### TO DO
a) Rewrite the energy-transition text starting at the words "At the same" and ending after "to the past.", changing "Renewable energies" to "Renewable power sources".
b) Reproduce the entries word for word, from their first line through the line containing "main-nav: Portfolio Services".

### TEXT SEGMENT
[start]

Policy is pushing for the internalization of the externalities we have not been pricing so far, by setting emission reduction paths and ambitious net zero targets. In the short run, emissions will get more expensive. To achieve its GHG emissions reduction target for 2030, the European Commission plans to speed up the gradual reduction in the overall number of emission allowances in its Emission Trading System (ETS). Assuming an emission price ranging between 30 and 60 EUR/tCO2, paying for the emissions in excess of those compatibel with a 1.5° warming path would add an extra 0.16%-0.32% to prices in Europe.


At the same time, the spikes in energy costs that we are experiencing in 2021 could become more frequent. Renewable energies are volatile – as windpower generation and droughts interfering with hydropower output have recently shown – and natural gas and coal still make up to 40% of electricity sources in Europe. Demand for natural gas is bound to increase as more emerging markets start transitioning out of coal, and with nuclear energy still a taboo in many countries, this could lead to more frequent spikes in energy prices. While we do not try to estimate the price volatility connected to the transition here, it is worth noticing that as the change in the energy mix will take time to materialise we can expect demand imbalances to become more important in shifting energy prices compared to the past.

[end]

### RECORDED DATA
[start]

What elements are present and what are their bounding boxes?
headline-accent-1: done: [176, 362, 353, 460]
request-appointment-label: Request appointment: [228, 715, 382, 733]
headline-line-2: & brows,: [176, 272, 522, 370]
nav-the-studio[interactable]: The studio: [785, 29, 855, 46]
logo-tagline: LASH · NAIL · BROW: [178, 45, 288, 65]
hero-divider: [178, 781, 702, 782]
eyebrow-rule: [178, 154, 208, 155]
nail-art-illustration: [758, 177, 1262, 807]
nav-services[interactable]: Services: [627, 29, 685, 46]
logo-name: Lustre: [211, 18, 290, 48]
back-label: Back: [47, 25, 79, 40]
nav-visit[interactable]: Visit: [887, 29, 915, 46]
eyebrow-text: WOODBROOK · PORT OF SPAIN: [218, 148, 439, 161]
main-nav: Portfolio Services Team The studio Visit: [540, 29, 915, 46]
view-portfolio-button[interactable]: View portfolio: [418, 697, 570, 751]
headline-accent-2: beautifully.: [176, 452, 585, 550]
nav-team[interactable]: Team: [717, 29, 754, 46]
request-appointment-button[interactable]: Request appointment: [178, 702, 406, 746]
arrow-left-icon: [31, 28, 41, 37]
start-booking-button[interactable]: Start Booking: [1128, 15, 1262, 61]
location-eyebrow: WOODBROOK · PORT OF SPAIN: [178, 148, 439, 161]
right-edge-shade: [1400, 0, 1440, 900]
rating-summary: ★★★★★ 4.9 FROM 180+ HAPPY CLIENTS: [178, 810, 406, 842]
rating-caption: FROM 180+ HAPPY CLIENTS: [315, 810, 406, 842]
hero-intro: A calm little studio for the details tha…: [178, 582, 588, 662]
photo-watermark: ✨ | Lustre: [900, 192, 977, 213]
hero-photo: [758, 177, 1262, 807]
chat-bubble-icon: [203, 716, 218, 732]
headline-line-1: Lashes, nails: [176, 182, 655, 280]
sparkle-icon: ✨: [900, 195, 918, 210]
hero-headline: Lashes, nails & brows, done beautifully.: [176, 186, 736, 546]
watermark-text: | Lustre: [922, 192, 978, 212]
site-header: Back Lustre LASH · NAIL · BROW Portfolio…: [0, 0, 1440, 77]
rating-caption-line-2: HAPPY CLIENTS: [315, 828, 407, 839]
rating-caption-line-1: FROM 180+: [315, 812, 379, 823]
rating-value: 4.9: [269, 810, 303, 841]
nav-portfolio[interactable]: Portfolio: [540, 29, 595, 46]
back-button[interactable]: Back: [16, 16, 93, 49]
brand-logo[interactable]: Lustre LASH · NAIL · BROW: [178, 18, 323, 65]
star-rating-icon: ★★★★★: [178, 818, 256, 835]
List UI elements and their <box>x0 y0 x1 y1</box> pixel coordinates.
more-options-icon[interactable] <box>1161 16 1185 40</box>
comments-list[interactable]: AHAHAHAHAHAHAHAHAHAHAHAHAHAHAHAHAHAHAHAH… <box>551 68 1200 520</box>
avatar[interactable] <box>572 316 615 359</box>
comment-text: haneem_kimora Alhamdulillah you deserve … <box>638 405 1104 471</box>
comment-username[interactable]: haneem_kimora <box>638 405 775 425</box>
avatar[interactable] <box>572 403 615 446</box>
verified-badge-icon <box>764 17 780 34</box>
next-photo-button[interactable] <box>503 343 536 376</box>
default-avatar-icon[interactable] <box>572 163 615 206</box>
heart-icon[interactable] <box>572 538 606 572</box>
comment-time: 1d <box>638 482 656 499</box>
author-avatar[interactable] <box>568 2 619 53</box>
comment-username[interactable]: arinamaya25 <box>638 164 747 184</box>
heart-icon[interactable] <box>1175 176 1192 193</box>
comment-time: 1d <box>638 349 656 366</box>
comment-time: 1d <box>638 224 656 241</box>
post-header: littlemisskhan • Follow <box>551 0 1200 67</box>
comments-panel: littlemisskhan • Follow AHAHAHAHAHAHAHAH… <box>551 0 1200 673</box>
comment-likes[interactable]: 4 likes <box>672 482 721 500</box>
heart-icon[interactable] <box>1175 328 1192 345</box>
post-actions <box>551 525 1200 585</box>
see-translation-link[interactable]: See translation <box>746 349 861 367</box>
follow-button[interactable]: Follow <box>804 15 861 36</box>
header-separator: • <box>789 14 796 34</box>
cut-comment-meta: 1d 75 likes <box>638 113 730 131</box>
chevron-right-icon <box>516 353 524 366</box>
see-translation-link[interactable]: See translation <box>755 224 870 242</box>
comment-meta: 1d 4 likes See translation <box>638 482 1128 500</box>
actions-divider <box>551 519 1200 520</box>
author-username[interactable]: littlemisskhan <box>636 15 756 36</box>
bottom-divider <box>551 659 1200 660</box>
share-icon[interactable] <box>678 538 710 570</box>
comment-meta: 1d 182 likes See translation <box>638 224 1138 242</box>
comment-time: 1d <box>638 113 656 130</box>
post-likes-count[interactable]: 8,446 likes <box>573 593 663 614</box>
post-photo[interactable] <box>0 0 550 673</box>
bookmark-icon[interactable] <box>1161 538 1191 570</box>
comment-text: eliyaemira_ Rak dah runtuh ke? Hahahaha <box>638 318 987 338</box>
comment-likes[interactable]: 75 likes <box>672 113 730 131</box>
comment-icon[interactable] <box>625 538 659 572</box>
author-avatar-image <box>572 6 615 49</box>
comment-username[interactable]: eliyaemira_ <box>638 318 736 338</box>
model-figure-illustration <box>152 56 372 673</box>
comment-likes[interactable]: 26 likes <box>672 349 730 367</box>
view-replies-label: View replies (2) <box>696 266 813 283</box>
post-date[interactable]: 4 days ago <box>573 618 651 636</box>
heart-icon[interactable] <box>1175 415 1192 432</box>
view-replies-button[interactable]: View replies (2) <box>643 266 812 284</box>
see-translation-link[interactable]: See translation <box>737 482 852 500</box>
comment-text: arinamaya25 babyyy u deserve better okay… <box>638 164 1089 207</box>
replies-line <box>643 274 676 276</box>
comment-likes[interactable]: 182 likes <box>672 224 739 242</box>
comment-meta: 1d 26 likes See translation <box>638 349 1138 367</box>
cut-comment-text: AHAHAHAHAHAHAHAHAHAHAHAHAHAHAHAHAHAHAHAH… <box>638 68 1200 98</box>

[end]

### TASK-BY-TASK ANSWERS
a)
At the same time, the spikes in energy costs that we are experiencing in 2021 could become more frequent. Renewable power sources are volatile – as windpower generation and droughts interfering with hydropower output have recently shown – and natural gas and coal still make up to 40% of electricity sources in Europe. Demand for natural gas is bound to increase as more emerging markets start transitioning out of coal, and with nuclear energy still a taboo in many countries, this could lead to more frequent spikes in energy prices. While we do not try to estimate the price volatility connected to the transition here, it is worth noticing that as the change in the energy mix will take time to materialise we can expect demand imbalances to become more important in shifting energy prices compared to the past.

b)
What elements are present and what are their bounding boxes?
headline-accent-1: done: [176, 362, 353, 460]
request-appointment-label: Request appointment: [228, 715, 382, 733]
headline-line-2: & brows,: [176, 272, 522, 370]
nav-the-studio[interactable]: The studio: [785, 29, 855, 46]
logo-tagline: LASH · NAIL · BROW: [178, 45, 288, 65]
hero-divider: [178, 781, 702, 782]
eyebrow-rule: [178, 154, 208, 155]
nail-art-illustration: [758, 177, 1262, 807]
nav-services[interactable]: Services: [627, 29, 685, 46]
logo-name: Lustre: [211, 18, 290, 48]
back-label: Back: [47, 25, 79, 40]
nav-visit[interactable]: Visit: [887, 29, 915, 46]
eyebrow-text: WOODBROOK · PORT OF SPAIN: [218, 148, 439, 161]
main-nav: Portfolio Services Team The studio Visit: [540, 29, 915, 46]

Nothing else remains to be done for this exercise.